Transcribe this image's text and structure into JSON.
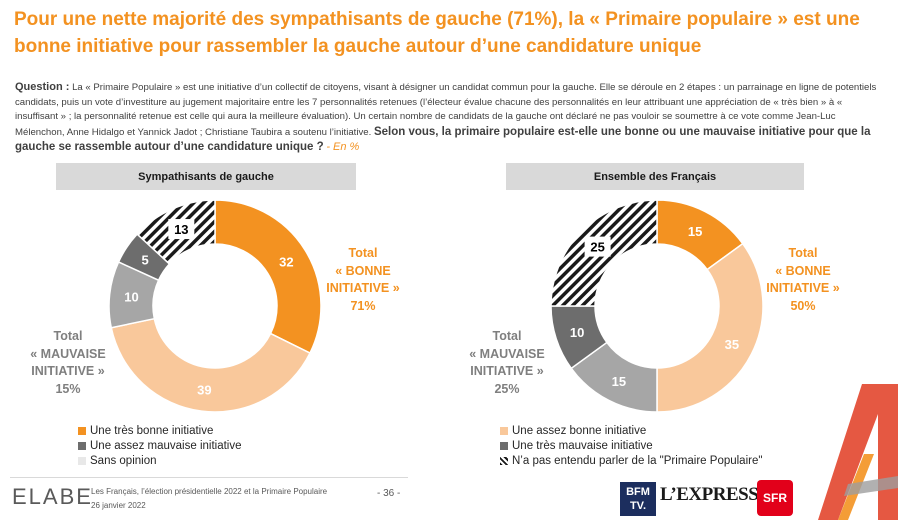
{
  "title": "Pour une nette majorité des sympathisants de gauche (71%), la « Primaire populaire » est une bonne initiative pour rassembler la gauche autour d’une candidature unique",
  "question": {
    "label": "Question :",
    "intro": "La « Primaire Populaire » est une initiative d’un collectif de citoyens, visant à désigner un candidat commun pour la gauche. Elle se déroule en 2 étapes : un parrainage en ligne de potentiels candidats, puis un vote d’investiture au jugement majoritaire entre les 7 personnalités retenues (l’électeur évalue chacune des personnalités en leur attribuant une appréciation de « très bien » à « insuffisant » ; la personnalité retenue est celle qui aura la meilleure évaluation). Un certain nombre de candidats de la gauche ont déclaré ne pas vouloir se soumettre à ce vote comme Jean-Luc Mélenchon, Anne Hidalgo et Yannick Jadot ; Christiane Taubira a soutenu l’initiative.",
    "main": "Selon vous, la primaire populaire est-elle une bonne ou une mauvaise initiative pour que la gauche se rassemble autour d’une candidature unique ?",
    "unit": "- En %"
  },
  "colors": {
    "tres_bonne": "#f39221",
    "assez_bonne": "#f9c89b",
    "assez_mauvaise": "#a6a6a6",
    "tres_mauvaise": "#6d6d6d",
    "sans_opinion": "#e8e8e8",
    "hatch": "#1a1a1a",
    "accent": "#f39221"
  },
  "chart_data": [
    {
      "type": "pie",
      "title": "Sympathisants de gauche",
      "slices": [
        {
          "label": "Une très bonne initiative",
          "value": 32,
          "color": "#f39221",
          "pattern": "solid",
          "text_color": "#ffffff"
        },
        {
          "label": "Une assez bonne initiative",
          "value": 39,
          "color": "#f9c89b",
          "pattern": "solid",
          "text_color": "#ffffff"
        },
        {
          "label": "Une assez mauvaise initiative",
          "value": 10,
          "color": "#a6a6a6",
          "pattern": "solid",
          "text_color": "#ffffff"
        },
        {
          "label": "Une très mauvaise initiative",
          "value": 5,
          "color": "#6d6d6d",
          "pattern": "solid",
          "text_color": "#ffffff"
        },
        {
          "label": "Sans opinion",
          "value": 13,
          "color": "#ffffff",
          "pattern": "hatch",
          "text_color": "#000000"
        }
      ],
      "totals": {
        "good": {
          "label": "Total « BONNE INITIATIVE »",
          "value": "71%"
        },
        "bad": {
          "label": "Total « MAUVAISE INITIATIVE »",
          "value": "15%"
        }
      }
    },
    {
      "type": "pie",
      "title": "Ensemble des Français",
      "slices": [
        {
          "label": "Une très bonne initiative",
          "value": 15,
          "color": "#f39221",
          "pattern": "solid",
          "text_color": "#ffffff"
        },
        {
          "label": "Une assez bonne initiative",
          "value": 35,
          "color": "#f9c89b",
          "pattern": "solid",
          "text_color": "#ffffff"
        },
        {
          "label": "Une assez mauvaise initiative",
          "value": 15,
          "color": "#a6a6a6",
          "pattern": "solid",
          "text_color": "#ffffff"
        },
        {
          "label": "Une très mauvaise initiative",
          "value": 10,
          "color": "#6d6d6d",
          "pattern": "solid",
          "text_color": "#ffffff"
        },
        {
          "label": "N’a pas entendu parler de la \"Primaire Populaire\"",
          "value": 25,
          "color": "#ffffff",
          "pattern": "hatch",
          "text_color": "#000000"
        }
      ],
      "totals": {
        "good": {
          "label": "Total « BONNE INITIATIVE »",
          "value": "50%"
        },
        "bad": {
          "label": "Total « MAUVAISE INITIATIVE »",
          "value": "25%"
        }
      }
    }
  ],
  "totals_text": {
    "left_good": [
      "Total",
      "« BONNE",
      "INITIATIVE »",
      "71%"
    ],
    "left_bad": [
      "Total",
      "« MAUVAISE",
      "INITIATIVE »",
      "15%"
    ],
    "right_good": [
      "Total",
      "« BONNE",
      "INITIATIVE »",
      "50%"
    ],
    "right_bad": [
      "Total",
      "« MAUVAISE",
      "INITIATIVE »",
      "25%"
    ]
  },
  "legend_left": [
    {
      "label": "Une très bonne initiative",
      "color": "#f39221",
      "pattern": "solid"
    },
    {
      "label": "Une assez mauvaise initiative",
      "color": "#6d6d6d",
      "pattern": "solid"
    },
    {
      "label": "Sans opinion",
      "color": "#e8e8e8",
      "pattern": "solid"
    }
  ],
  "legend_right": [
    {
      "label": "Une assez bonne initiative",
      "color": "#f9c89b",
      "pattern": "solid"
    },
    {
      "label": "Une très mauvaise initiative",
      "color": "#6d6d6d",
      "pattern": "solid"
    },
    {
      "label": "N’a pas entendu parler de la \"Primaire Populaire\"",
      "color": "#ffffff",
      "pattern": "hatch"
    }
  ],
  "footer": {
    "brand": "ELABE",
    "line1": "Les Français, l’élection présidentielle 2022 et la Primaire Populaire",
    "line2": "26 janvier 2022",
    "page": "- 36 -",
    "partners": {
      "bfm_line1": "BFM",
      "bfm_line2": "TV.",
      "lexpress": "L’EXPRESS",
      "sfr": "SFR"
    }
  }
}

> **SET EXERCISE**:
Your task is to collect every line above that contains the word "entendu".

> **TASK OUTPUT**:
          "label": "N’a pas entendu parler de la \"Primaire Populaire\"",
      "label": "N’a pas entendu parler de la \"Primaire Populaire\"",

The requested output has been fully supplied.